#### REQUIRED TASKS
- A) Answer these questions about the Fedor vs Cro Cop thread:
(i) According to liveson777, which fighter is the only one with a chance right now?
(ii) What kind of win does j.farrell say someone would need to beat Fedor?
(iii) What new section does Split ask for?
- B) Transcribe the part of the Fedor vs Cro Cop thread that opens with the words containing "## liveson777 (Aug" and closes with "(Oct 6, 2006)".

#### SUPPLIED PASSAGE
# Fedor vs Cro Cop 2!!!



## iwasthere (Oct 17, 2006)

Who will win and how? When might we get a chance to witness these two warriors go at it again?


----------



## Ccuz (Oct 23, 2006)

I like crocop but I think fedor would still dominate but if someone does beat him I'd like to see crocop do it.


----------



## liveson777 (Aug 18, 2006)

*Fedor*

Hes gonna be champ for a long time..Cro Cop is the only fighter i see with a chance right now....


----------



## j.farrell (Oct 6, 2006)

i just dont think anyone can beat fedor right now. if they did it would be with some kind of submission that fedor didnt see coming. and i think we can count on mirko NOT going for a sub


----------



## Asian Sensation (Oct 9, 2006)

if crocop catches fedor with a really nice high kick and is able to follow up on it its possible he can beat fedor given fedor doesnt have enough time to adapt


----------



## x X CLoud X x (Oct 15, 2006)

I wouldnt even care who would win, there both my top 2 favorite fighters... if Fedor would lose to anyone, definitely no shame in Losing to Crocop, but if Fedor did when, then there would be no shame for Crocop losing to the Best


----------



## Split (Sep 28, 2006)

Im tired of seeing ppl posting fights that arent happening or in a near future... every1 knows cro cop is not fedor's next fight.. 

anyways this isnt related to this thread in particular, but couldnt there be a freaking "speculating fights section" or something, so ppl stop posting threads like "Fedor vs Hulk?" or "Fedor vs rickson gracie" or "Bruce Lee vs any1" ... its getting ridiculous.. again, this isnt pointed at this thread in particular, as it has a bit more credibility than the others mentionned. Even the "Silva vs Liddell" threads should be put in a different section.

[Raw records]
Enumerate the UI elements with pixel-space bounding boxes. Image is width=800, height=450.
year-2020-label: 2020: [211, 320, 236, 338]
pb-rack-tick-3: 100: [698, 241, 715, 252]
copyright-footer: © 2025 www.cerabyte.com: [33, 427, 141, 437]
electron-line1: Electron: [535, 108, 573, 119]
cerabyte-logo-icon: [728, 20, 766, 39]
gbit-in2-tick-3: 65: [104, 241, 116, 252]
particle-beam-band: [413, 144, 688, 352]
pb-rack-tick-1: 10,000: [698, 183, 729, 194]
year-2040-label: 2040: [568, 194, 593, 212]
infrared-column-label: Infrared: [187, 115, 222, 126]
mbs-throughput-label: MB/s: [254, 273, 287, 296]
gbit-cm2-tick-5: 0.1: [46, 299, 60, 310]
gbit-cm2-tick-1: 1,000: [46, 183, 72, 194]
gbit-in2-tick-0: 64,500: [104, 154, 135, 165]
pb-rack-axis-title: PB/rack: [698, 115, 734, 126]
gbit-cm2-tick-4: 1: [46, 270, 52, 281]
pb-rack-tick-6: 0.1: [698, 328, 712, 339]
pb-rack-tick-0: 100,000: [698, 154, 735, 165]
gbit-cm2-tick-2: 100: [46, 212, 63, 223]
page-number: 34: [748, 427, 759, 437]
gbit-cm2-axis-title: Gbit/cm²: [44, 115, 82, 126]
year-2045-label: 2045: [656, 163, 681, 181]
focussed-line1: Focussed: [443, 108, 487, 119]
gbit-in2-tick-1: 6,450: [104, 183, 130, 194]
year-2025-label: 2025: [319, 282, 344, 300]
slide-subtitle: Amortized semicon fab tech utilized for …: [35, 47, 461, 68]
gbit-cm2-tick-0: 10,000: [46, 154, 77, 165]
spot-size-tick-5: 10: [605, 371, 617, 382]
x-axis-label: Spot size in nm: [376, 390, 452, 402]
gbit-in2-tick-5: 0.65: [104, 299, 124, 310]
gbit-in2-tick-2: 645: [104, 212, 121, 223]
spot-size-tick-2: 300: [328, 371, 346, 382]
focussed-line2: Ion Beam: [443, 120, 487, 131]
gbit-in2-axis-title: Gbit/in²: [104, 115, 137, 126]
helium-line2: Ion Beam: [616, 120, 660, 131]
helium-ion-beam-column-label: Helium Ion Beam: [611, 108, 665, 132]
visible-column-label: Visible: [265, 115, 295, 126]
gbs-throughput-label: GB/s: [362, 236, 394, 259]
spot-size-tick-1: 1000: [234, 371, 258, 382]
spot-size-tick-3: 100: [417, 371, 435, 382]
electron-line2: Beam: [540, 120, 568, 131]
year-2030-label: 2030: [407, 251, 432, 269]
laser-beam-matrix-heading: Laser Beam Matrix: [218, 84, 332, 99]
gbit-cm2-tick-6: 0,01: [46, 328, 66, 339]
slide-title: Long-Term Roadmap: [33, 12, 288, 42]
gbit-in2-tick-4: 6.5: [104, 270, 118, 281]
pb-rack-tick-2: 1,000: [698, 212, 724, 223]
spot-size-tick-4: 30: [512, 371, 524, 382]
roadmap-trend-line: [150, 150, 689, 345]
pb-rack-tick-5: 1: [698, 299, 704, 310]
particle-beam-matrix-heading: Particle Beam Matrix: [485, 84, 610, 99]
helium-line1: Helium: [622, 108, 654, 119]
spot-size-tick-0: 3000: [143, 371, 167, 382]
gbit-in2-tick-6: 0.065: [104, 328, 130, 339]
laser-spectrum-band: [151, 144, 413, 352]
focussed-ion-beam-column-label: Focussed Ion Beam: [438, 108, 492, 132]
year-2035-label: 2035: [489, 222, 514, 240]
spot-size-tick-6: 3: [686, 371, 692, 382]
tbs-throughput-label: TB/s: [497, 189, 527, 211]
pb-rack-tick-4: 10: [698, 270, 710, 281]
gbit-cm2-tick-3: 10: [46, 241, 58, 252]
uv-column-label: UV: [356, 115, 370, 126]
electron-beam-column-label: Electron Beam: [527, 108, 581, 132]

#### FINAL RESULTS
- A)
(i) Cro Cop
(ii) A submission that Fedor didn't see coming
(iii) A "speculating fights section"

- B)
## liveson777 (Aug 18, 2006)

*Fedor*

Hes gonna be champ for a long time..Cro Cop is the only fighter i see with a chance right now....


----------



## j.farrell (Oct 6, 2006)